==== DATASET EXCERPTS ====
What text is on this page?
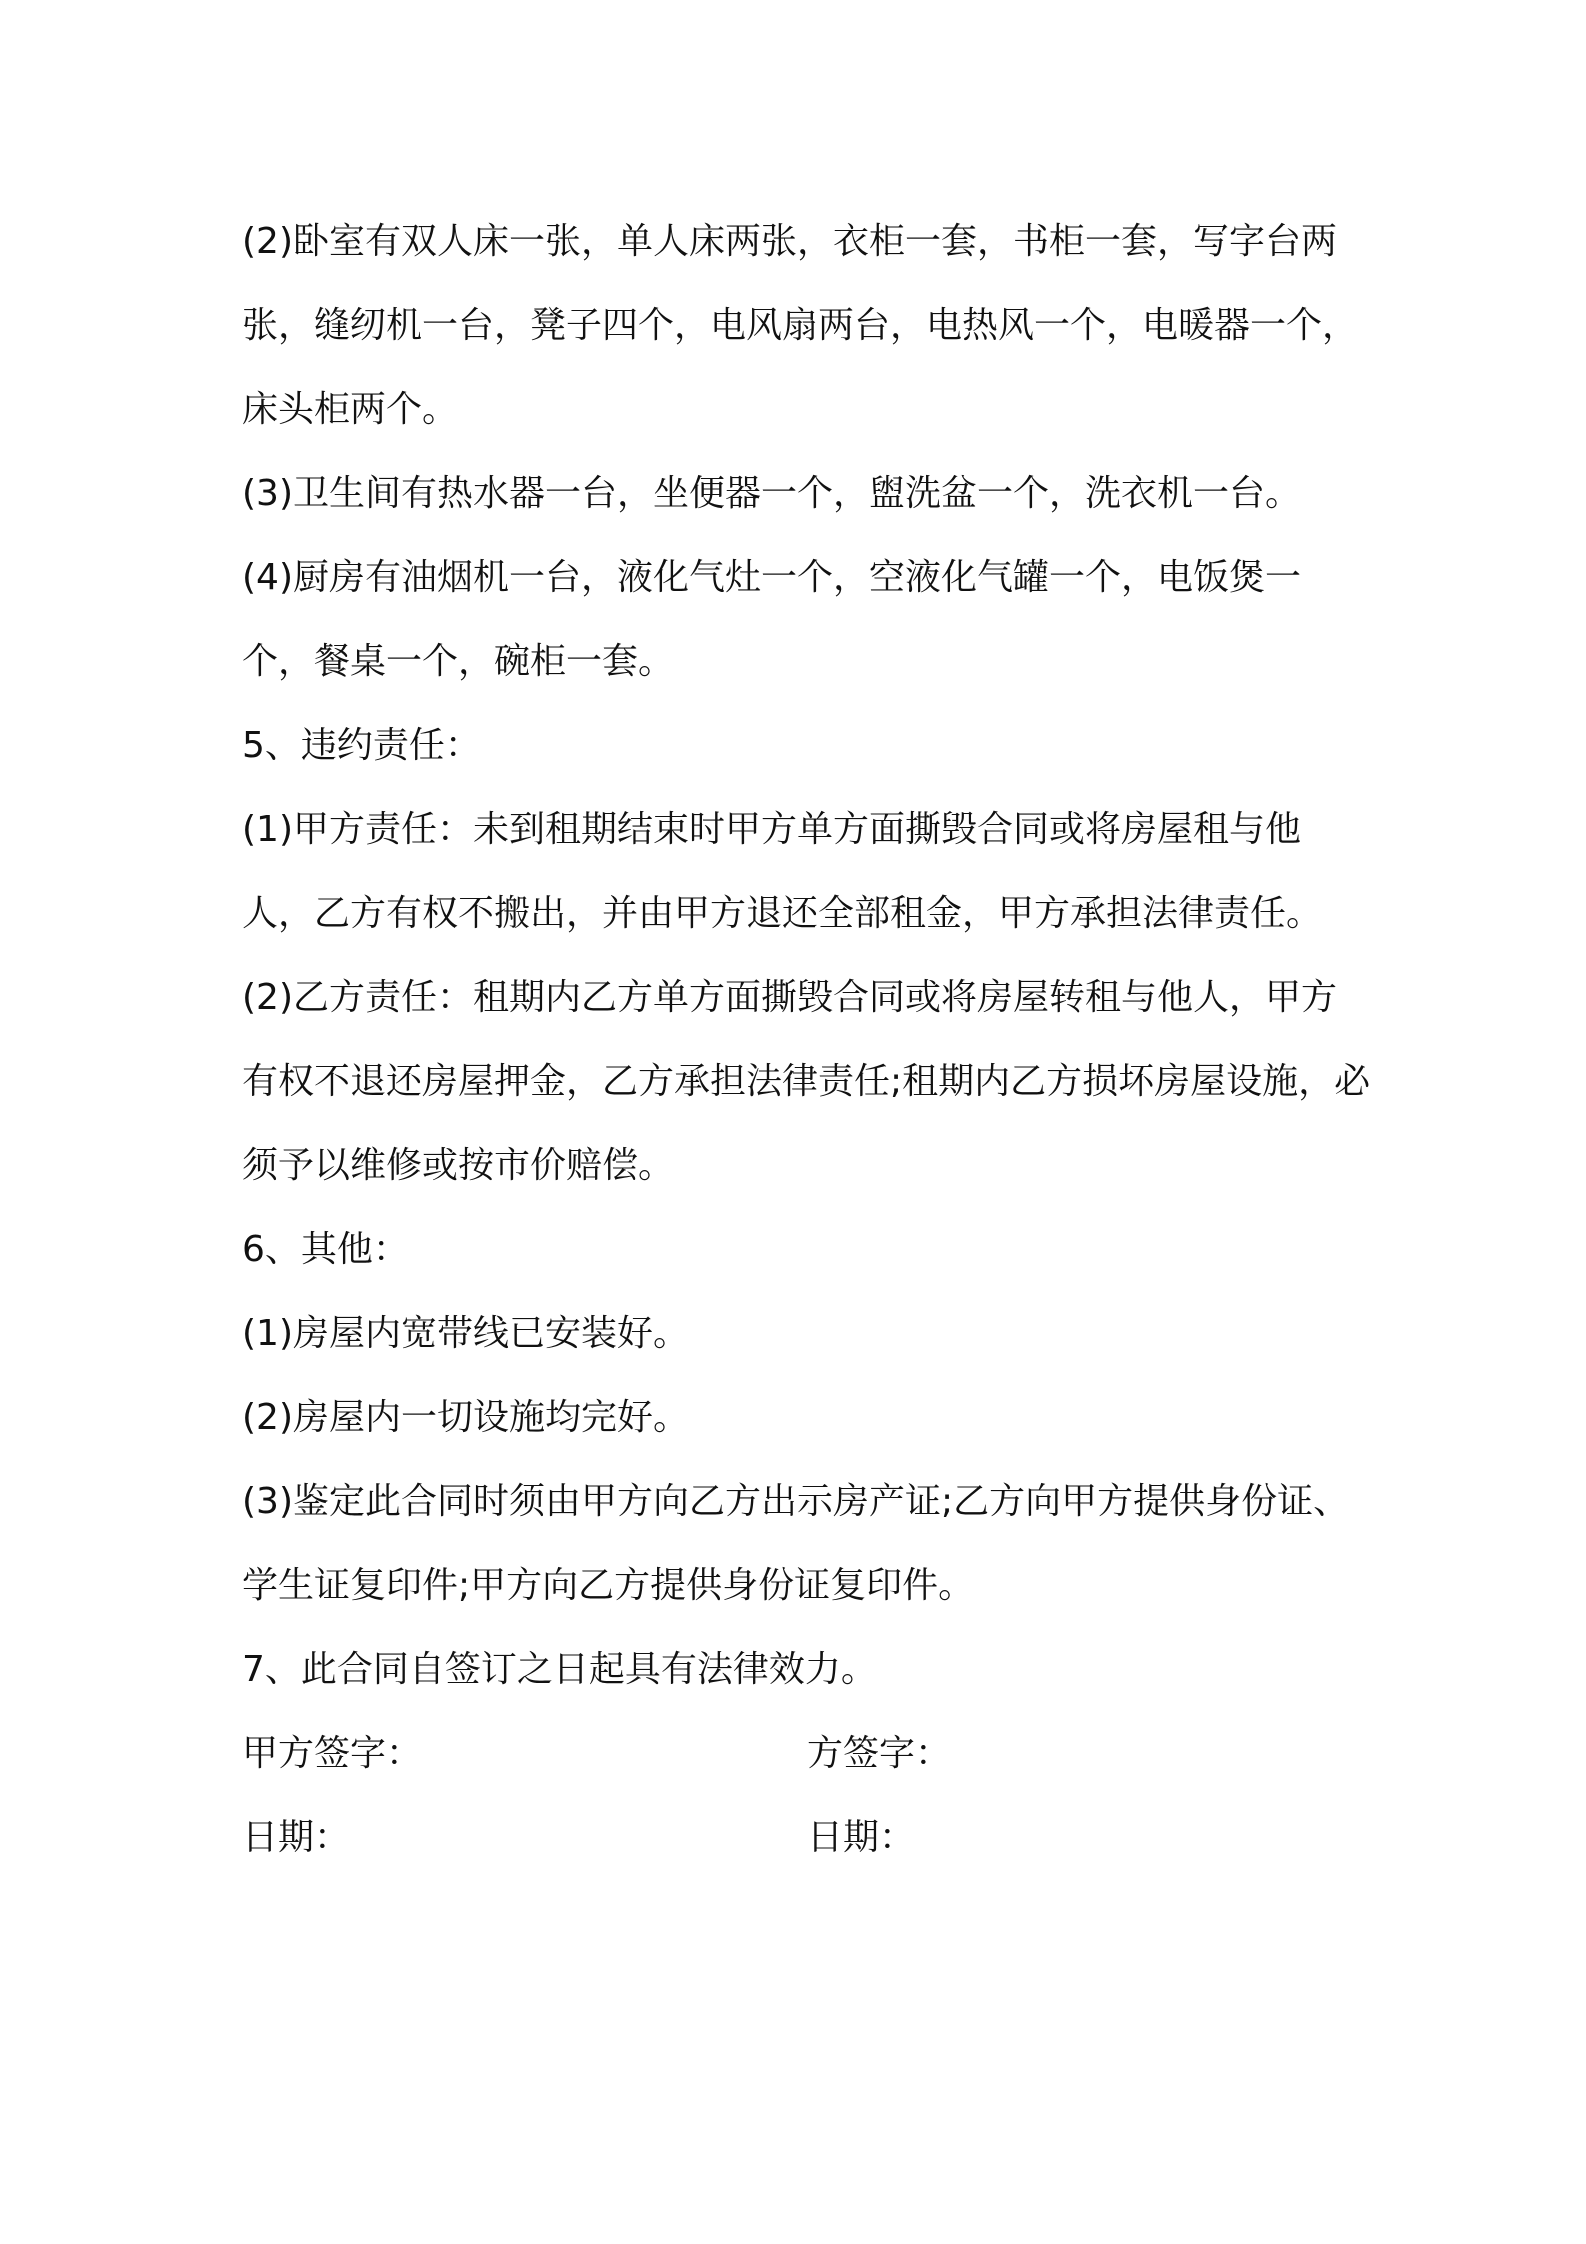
(2)卧室有双人床一张，单人床两张，衣柜一套，书柜一套，写字台两张，缝纫机一台，凳子四个，电风扇两台，电热风一个，电暖器一个，床头柜两个。

(3)卫生间有热水器一台，坐便器一个，盥洗盆一个，洗衣机一台。

(4)厨房有油烟机一台，液化气灶一个，空液化气罐一个，电饭煲一个，餐桌一个，碗柜一套。

5、违约责任：

(1)甲方责任：未到租期结束时甲方单方面撕毁合同或将房屋租与他人，乙方有权不搬出，并由甲方退还全部租金，甲方承担法律责任。

(2)乙方责任：租期内乙方单方面撕毁合同或将房屋转租与他人，甲方有权不退还房屋押金，乙方承担法律责任;租期内乙方损坏房屋设施，必须予以维修或按市价赔偿。

6、其他：

(1)房屋内宽带线已安装好。

(2)房屋内一切设施均完好。

(3)鉴定此合同时须由甲方向乙方出示房产证;乙方向甲方提供身份证、学生证复印件;甲方向乙方提供身份证复印件。

7、此合同自签订之日起具有法律效力。

甲方签字：	方签字：
日期：	日期：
====
:: WRITTEN EXERCISE ::
Copy every record character for character. Skip the pictures.

:: COMPLETE ANSWER ::
What text is on this page?
(2)卧室有双人床一张，单人床两张，衣柜一套，书柜一套，写字台两张，缝纫机一台，凳子四个，电风扇两台，电热风一个，电暖器一个，床头柜两个。

(3)卫生间有热水器一台，坐便器一个，盥洗盆一个，洗衣机一台。

(4)厨房有油烟机一台，液化气灶一个，空液化气罐一个，电饭煲一个，餐桌一个，碗柜一套。

5、违约责任：

(1)甲方责任：未到租期结束时甲方单方面撕毁合同或将房屋租与他人，乙方有权不搬出，并由甲方退还全部租金，甲方承担法律责任。

(2)乙方责任：租期内乙方单方面撕毁合同或将房屋转租与他人，甲方有权不退还房屋押金，乙方承担法律责任;租期内乙方损坏房屋设施，必须予以维修或按市价赔偿。

6、其他：

(1)房屋内宽带线已安装好。

(2)房屋内一切设施均完好。

(3)鉴定此合同时须由甲方向乙方出示房产证;乙方向甲方提供身份证、学生证复印件;甲方向乙方提供身份证复印件。

7、此合同自签订之日起具有法律效力。

甲方签字：	方签字：
日期：	日期：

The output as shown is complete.